— begin —

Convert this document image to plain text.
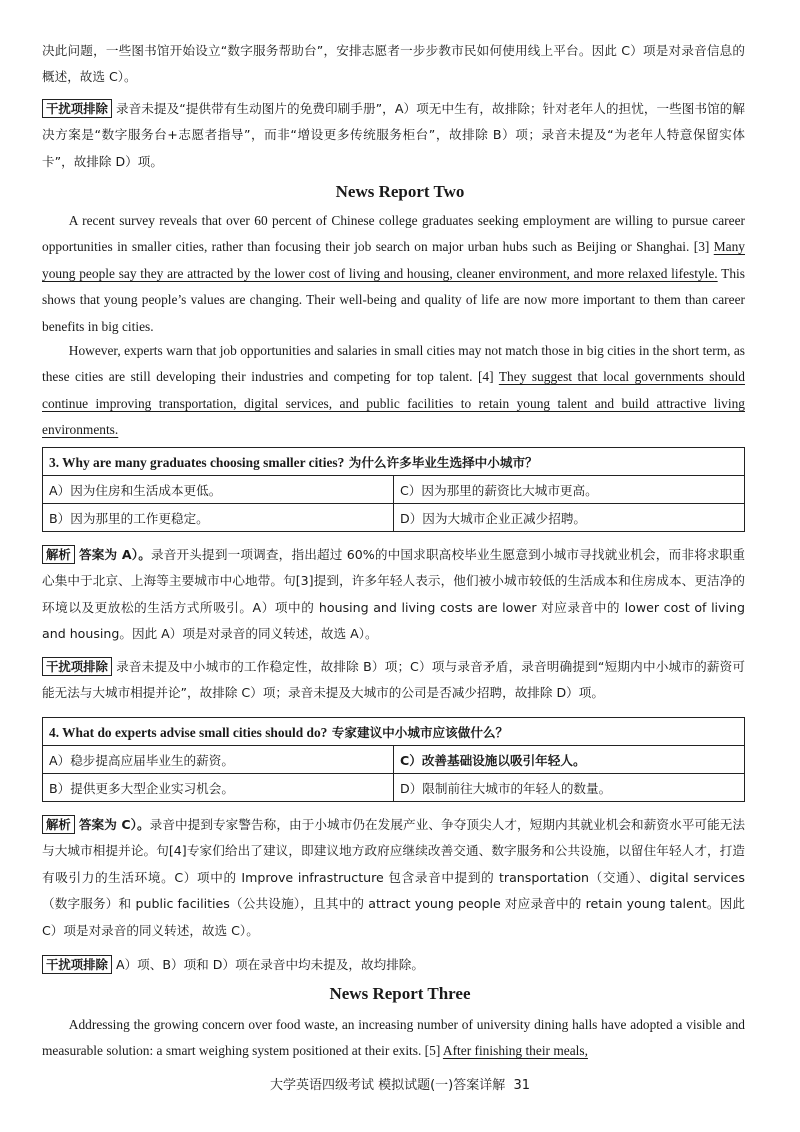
决此问题，一些图书馆开始设立“数字服务帮助台”，安排志愿者一步步教市民如何使用线上平台。因此 C）项是对录音信息的概述，故选 C）。

干扰项排除 录音未提及“提供带有生动图片的免费印刷手册”，A）项无中生有，故排除；针对老年人的担忧，一些图书馆的解决方案是“数字服务台+志愿者指导”，而非“增设更多传统服务柜台”，故排除 B）项；录音未提及“为老年人特意保留实体卡”，故排除 D）项。

News Report Two

A recent survey reveals that over 60 percent of Chinese college graduates seeking employment are willing to pursue career opportunities in smaller cities, rather than focusing their job search on major urban hubs such as Beijing or Shanghai. [3] Many young people say they are attracted by the lower cost of living and housing, cleaner environment, and more relaxed lifestyle. This shows that young people’s values are changing. Their well-being and quality of life are now more important to them than career benefits in big cities.

However, experts warn that job opportunities and salaries in small cities may not match those in big cities in the short term, as these cities are still developing their industries and competing for top talent. [4] They suggest that local governments should continue improving transportation, digital services, and public facilities to retain young talent and build attractive living environments.

3. Why are many graduates choosing smaller cities? 为什么许多毕业生选择中小城市？	
A）因为住房和生活成本更低。	C）因为那里的薪资比大城市更高。
B）因为那里的工作更稳定。	D）因为大城市企业正减少招聘。

解析 答案为 A）。录音开头提到一项调查，指出超过 60%的中国求职高校毕业生愿意到小城市寻找就业机会，而非将求职重心集中于北京、上海等主要城市中心地带。句[3]提到，许多年轻人表示，他们被小城市较低的生活成本和住房成本、更洁净的环境以及更放松的生活方式所吸引。A）项中的 housing and living costs are lower 对应录音中的 lower cost of living and housing。因此 A）项是对录音的同义转述，故选 A）。

干扰项排除 录音未提及中小城市的工作稳定性，故排除 B）项；C）项与录音矛盾，录音明确提到“短期内中小城市的薪资可能无法与大城市相提并论”，故排除 C）项；录音未提及大城市的公司是否减少招聘，故排除 D）项。

4. What do experts advise small cities should do? 专家建议中小城市应该做什么？	
A）稳步提高应届毕业生的薪资。	C）改善基础设施以吸引年轻人。
B）提供更多大型企业实习机会。	D）限制前往大城市的年轻人的数量。

解析 答案为 C）。录音中提到专家警告称，由于小城市仍在发展产业、争夺顶尖人才，短期内其就业机会和薪资水平可能无法与大城市相提并论。句[4]专家们给出了建议，即建议地方政府应继续改善交通、数字服务和公共设施，以留住年轻人才，打造有吸引力的生活环境。C）项中的 Improve infrastructure 包含录音中提到的 transportation（交通）、digital services（数字服务）和 public facilities（公共设施），且其中的 attract young people 对应录音中的 retain young talent。因此 C）项是对录音的同义转述，故选 C）。

干扰项排除 A）项、B）项和 D）项在录音中均未提及，故均排除。

News Report Three

Addressing the growing concern over food waste, an increasing number of university dining halls have adopted a visible and measurable solution: a smart weighing system positioned at their exits. [5] After finishing their meals,

大学英语四级考试 模拟试题(一)答案详解 31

— end —

[TASK TO CARRY OUT]
Count how many lines in the data above hold the string "干扰项排除", and give the number with no other words.

[REPLY TO THE TASK]
3